(Figure content listings)
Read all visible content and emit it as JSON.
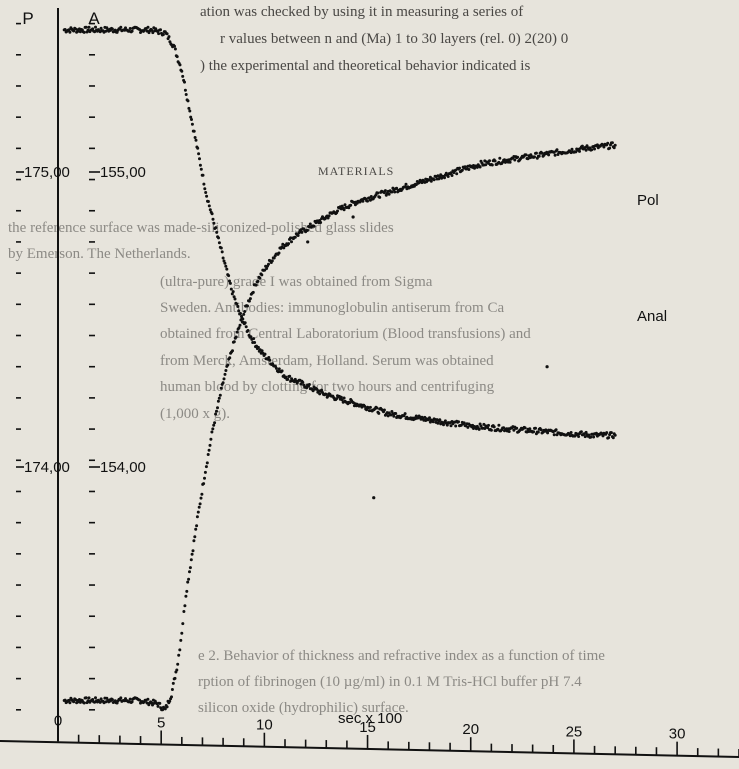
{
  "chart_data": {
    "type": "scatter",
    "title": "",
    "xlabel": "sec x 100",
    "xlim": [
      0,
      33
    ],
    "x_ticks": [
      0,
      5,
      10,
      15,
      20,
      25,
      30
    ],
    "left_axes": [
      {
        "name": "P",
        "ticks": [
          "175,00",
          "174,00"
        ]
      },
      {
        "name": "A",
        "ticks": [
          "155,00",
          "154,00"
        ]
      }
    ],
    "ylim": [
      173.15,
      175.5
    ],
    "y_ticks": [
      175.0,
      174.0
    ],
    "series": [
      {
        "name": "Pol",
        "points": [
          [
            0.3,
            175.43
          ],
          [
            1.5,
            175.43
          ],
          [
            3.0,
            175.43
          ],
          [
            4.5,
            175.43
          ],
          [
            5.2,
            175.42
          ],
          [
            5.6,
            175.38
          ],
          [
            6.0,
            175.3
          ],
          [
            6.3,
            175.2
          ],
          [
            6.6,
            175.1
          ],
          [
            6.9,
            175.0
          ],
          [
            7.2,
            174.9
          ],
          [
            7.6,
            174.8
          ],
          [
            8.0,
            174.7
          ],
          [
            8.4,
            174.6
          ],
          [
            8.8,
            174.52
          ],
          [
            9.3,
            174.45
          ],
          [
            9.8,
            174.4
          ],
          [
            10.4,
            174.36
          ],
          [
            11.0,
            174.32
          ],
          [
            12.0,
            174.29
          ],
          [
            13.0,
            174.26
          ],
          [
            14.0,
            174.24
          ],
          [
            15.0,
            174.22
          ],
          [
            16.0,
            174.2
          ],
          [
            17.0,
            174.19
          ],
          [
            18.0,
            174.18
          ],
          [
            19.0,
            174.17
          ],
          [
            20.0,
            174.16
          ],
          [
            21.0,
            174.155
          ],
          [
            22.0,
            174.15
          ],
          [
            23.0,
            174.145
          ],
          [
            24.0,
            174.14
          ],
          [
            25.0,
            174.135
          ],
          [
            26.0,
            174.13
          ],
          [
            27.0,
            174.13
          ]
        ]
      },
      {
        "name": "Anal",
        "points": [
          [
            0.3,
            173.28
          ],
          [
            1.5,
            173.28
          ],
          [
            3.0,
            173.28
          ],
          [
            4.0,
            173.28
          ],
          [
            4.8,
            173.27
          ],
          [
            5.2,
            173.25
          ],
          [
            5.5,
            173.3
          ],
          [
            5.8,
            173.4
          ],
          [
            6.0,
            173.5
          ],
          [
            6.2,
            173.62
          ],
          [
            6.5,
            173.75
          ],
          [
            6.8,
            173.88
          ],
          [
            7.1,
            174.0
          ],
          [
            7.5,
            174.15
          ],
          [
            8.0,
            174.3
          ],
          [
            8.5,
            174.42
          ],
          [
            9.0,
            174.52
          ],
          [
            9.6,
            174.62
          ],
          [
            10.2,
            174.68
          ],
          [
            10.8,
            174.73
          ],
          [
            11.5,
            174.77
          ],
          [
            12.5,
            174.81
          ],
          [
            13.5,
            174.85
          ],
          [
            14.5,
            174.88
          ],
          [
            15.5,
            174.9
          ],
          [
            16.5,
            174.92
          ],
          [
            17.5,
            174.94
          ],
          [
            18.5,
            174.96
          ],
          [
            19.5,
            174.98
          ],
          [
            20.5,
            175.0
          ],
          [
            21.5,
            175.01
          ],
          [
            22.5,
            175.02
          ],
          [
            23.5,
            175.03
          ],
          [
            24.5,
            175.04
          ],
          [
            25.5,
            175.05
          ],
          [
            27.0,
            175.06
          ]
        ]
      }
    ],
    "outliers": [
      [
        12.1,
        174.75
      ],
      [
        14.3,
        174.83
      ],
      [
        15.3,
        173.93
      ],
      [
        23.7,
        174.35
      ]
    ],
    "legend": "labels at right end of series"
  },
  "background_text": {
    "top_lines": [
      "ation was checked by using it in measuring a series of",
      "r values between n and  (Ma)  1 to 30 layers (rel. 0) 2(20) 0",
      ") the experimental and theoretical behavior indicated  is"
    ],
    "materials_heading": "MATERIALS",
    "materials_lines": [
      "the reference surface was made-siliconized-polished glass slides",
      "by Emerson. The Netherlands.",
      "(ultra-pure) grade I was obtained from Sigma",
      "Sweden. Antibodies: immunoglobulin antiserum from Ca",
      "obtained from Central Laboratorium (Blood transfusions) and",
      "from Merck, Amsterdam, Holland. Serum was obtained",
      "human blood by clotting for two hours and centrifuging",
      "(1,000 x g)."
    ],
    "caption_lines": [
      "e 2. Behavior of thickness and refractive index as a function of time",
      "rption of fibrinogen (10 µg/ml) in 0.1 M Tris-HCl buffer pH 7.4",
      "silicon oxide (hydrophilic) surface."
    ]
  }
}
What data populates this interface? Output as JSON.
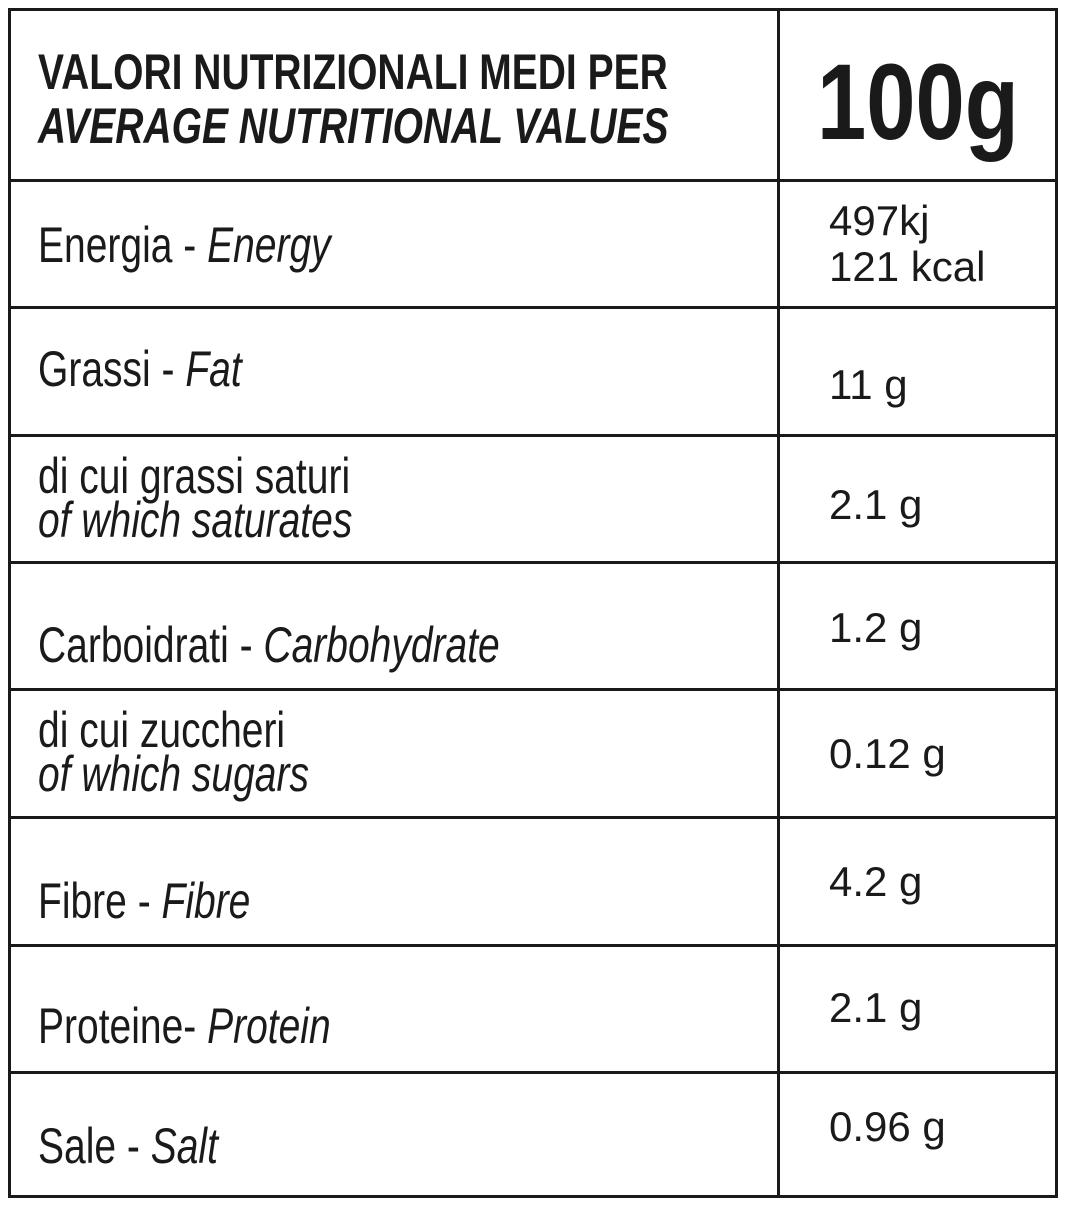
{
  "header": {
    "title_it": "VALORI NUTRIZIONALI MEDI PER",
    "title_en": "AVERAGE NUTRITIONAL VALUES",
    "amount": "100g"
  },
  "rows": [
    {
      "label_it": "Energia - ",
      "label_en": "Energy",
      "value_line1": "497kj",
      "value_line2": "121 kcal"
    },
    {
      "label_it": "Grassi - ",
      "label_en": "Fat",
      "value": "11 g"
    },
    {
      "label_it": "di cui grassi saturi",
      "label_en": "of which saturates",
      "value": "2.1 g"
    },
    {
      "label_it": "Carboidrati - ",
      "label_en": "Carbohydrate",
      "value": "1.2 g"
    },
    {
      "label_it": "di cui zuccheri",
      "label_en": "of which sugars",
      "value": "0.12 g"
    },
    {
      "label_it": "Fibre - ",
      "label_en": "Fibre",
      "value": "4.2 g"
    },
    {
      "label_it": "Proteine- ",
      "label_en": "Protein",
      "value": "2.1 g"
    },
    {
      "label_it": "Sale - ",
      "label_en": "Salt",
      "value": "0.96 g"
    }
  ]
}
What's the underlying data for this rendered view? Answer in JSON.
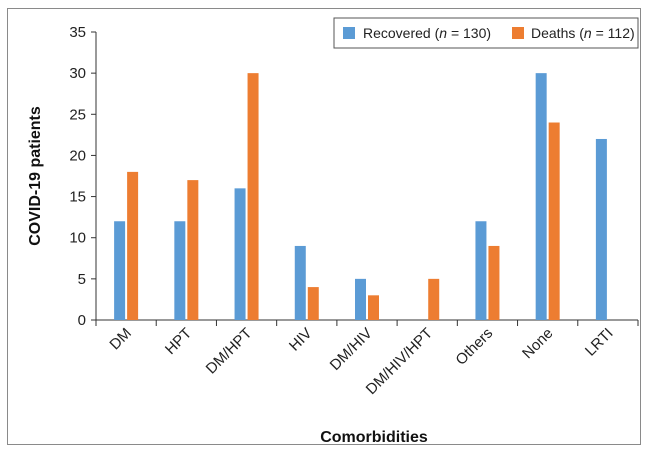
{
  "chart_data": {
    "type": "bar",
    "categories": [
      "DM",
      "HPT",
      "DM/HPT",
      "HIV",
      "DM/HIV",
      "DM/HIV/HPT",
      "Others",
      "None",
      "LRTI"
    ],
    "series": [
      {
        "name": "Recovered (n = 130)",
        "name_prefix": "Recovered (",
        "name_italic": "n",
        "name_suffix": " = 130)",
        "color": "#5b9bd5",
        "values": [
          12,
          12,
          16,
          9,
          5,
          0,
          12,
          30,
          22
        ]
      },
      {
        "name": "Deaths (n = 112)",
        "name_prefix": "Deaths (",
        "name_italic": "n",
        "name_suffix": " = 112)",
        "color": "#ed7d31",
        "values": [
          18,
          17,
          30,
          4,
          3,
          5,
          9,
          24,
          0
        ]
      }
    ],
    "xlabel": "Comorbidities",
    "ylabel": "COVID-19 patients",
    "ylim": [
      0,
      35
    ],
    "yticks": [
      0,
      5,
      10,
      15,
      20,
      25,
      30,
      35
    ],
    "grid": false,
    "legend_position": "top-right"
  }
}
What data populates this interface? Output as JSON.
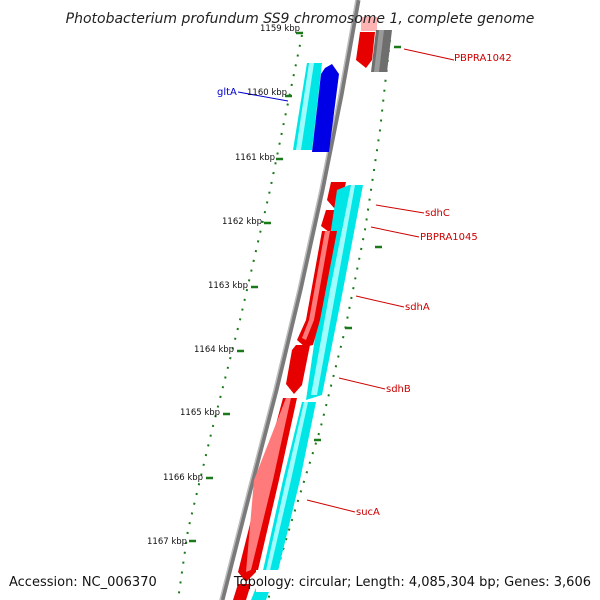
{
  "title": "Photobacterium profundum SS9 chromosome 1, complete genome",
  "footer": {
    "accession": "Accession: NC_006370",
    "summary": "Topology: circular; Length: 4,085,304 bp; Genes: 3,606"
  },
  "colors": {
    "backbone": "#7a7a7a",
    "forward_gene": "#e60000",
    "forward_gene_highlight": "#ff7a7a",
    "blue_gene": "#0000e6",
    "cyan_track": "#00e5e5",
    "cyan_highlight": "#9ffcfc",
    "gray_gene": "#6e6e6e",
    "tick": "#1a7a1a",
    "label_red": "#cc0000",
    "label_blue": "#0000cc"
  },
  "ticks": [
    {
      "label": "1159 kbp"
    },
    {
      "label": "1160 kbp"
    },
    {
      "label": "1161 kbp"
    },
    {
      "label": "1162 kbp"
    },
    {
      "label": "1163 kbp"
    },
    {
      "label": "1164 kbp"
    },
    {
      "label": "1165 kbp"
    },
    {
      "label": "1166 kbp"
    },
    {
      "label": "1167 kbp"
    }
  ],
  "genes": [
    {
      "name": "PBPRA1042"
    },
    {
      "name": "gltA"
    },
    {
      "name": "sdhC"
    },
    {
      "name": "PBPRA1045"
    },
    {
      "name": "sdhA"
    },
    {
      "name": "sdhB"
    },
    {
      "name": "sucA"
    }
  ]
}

● What to work on: Tally every line of the entries that contains the word "which", and respond with that number only.

● Result for this exercise: 2